PROBLEM STATEMENT >> Below are the records; copy each line in them that holds the word "zdarzenie".

RAW DATA >>
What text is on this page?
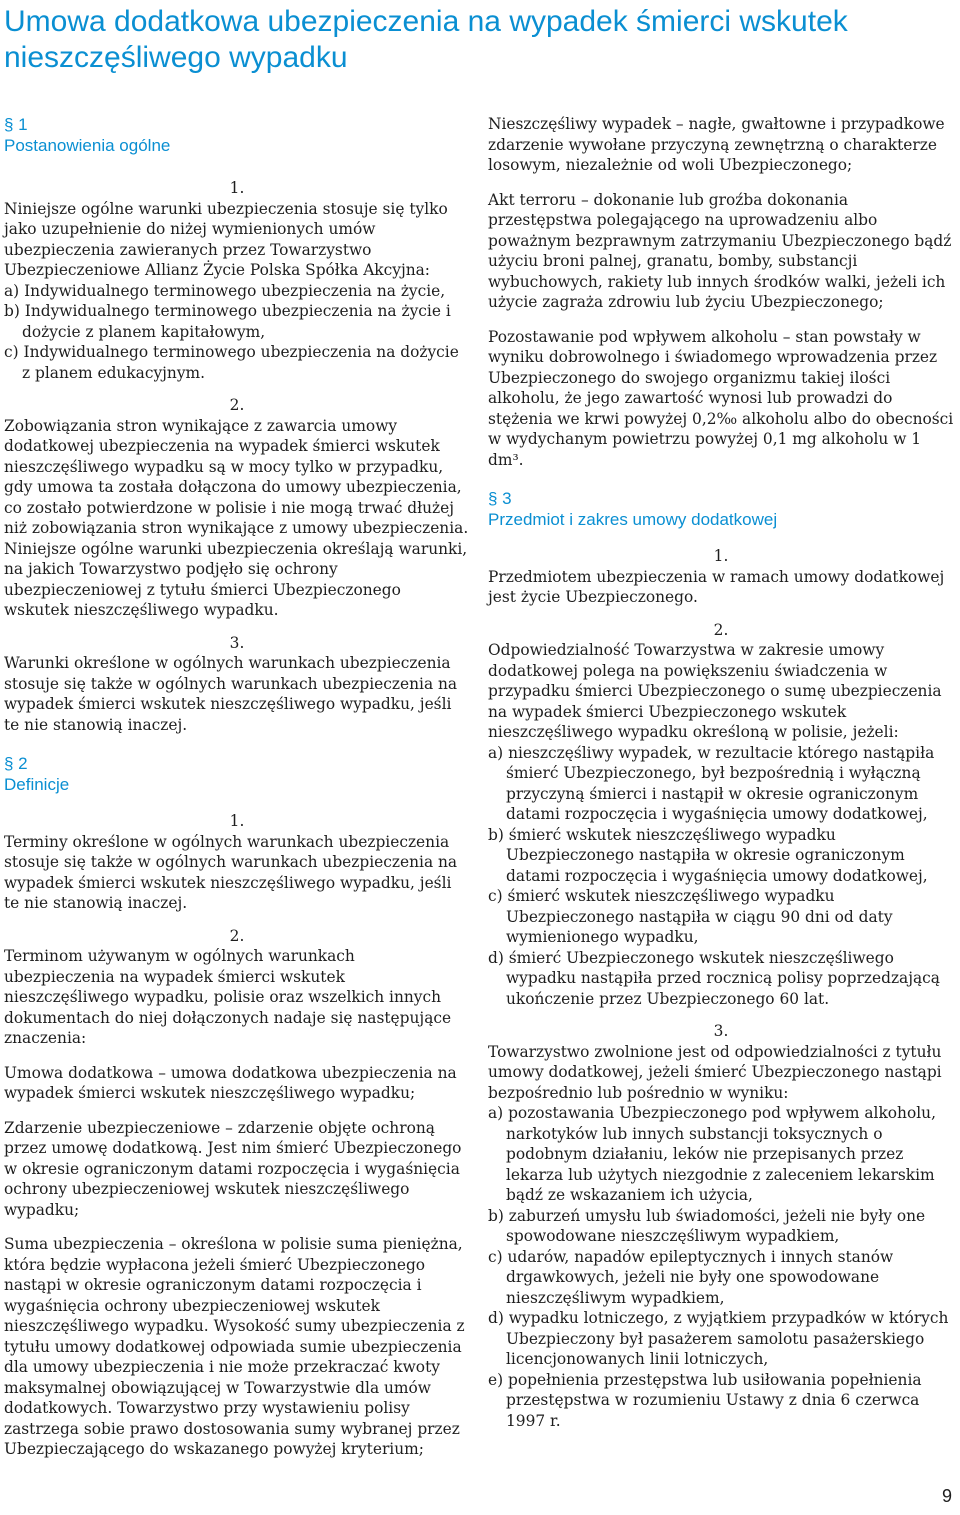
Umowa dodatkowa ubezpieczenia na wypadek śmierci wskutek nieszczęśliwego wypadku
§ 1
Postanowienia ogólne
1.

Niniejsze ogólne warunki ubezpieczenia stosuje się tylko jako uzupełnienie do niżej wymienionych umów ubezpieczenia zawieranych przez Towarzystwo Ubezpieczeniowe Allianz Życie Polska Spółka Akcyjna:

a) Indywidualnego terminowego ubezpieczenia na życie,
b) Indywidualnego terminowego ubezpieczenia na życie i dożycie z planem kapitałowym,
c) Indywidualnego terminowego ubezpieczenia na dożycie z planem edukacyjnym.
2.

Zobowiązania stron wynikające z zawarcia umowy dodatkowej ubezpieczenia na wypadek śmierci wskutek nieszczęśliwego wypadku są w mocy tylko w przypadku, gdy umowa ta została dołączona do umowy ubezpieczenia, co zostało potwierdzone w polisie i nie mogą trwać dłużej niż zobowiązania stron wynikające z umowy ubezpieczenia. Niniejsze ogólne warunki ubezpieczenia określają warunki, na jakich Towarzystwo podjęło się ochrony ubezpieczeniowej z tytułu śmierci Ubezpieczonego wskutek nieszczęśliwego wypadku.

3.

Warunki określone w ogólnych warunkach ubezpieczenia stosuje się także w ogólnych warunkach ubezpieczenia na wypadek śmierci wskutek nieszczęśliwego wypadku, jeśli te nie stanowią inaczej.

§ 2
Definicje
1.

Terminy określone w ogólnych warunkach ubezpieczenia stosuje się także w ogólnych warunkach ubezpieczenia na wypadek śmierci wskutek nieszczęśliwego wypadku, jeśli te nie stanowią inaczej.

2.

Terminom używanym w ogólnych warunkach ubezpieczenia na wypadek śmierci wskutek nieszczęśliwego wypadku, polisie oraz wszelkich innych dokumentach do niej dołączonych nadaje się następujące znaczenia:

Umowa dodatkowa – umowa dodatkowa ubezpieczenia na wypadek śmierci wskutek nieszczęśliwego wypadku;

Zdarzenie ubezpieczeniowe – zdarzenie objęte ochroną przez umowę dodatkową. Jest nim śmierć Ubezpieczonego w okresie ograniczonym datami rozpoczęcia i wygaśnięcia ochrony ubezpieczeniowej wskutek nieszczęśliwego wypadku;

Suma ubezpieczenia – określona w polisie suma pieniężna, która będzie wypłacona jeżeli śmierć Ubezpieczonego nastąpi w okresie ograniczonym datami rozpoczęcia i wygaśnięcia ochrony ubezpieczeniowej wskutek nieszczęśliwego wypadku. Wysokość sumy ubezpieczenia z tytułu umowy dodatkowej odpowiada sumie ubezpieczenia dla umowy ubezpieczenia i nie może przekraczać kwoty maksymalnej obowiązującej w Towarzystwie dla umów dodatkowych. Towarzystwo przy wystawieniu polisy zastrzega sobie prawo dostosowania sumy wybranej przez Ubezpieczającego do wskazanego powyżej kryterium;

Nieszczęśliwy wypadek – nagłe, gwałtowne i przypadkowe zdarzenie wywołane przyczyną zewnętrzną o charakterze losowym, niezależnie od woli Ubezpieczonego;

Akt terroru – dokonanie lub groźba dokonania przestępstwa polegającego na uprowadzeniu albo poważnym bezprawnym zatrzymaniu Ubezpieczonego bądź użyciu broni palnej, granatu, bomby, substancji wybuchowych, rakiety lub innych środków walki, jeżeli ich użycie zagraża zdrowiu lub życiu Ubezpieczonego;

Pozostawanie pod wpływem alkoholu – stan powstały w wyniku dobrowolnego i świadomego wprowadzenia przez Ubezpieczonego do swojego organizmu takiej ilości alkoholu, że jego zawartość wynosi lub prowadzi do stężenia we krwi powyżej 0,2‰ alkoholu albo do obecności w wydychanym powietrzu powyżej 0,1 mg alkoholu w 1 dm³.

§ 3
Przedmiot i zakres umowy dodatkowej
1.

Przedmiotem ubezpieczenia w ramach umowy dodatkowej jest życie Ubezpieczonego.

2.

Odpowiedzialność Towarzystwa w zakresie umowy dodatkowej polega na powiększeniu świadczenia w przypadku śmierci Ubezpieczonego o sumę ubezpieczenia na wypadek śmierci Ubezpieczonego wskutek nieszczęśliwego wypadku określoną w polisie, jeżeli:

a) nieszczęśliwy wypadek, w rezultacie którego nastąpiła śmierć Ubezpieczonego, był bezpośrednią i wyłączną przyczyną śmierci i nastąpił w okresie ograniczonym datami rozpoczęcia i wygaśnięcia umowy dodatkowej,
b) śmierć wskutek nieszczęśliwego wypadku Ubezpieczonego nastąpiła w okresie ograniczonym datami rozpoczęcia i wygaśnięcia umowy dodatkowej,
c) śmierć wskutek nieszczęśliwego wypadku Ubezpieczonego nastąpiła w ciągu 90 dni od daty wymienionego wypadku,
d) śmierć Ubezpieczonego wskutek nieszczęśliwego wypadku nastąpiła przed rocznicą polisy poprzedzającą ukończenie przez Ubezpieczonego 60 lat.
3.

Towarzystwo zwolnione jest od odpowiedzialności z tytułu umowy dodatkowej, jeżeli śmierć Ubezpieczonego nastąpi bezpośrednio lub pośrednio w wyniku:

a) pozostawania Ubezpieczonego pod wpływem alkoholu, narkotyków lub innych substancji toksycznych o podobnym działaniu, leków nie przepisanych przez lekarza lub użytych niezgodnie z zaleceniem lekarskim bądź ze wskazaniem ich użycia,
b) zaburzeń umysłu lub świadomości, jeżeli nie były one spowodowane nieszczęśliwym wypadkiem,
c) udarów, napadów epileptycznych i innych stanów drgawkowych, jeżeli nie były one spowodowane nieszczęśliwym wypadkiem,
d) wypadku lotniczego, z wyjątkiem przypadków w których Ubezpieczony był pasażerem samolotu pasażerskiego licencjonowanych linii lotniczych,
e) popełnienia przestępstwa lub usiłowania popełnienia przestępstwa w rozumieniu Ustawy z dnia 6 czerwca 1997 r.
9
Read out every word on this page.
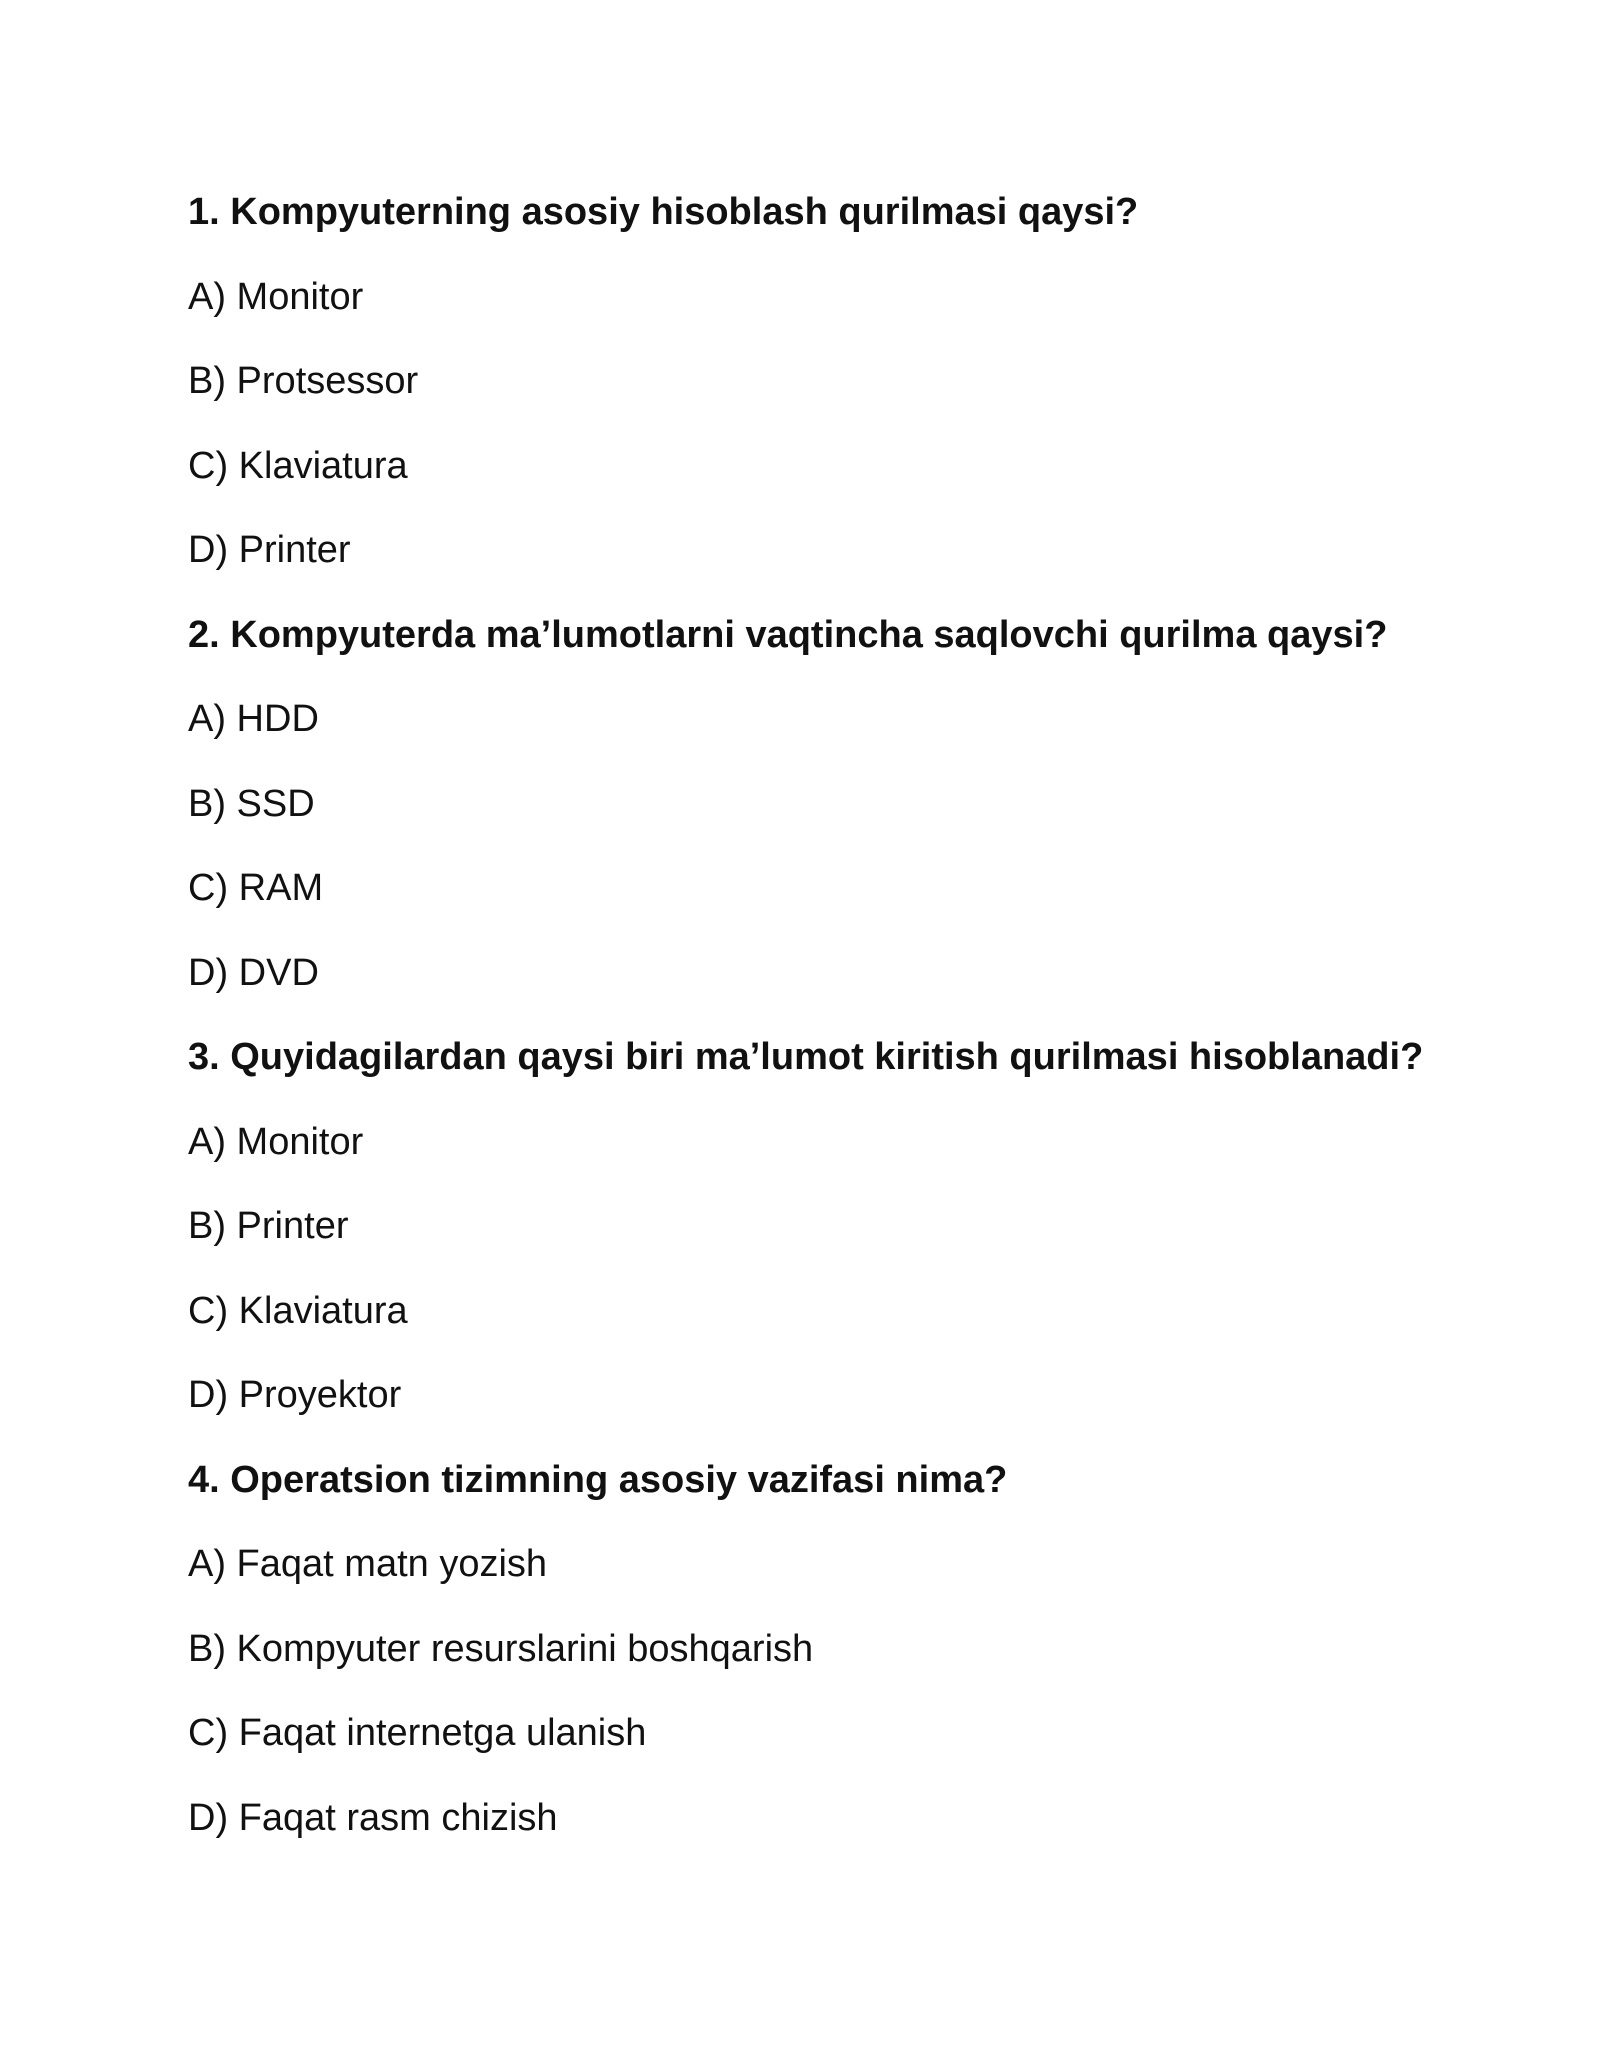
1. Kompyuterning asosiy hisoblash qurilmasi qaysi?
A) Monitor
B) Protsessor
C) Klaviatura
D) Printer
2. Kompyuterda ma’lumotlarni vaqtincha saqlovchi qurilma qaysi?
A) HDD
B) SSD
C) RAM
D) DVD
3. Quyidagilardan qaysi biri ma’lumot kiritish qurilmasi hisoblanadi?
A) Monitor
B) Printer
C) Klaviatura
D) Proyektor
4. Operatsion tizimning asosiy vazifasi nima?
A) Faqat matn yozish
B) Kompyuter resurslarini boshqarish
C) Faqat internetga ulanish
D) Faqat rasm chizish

RESULT OF THIS TASK >>
Zdarzenie ubezpieczeniowe – zdarzenie objęte ochroną przez umowę dodatkową. Jest nim śmierć Ubezpieczonego w okresie ograniczonym datami rozpoczęcia i wygaśnięcia ochrony ubezpieczeniowej wskutek nieszczęśliwego wypadku;
Nieszczęśliwy wypadek – nagłe, gwałtowne i przypadkowe zdarzenie wywołane przyczyną zewnętrzną o charakterze losowym, niezależnie od woli Ubezpieczonego;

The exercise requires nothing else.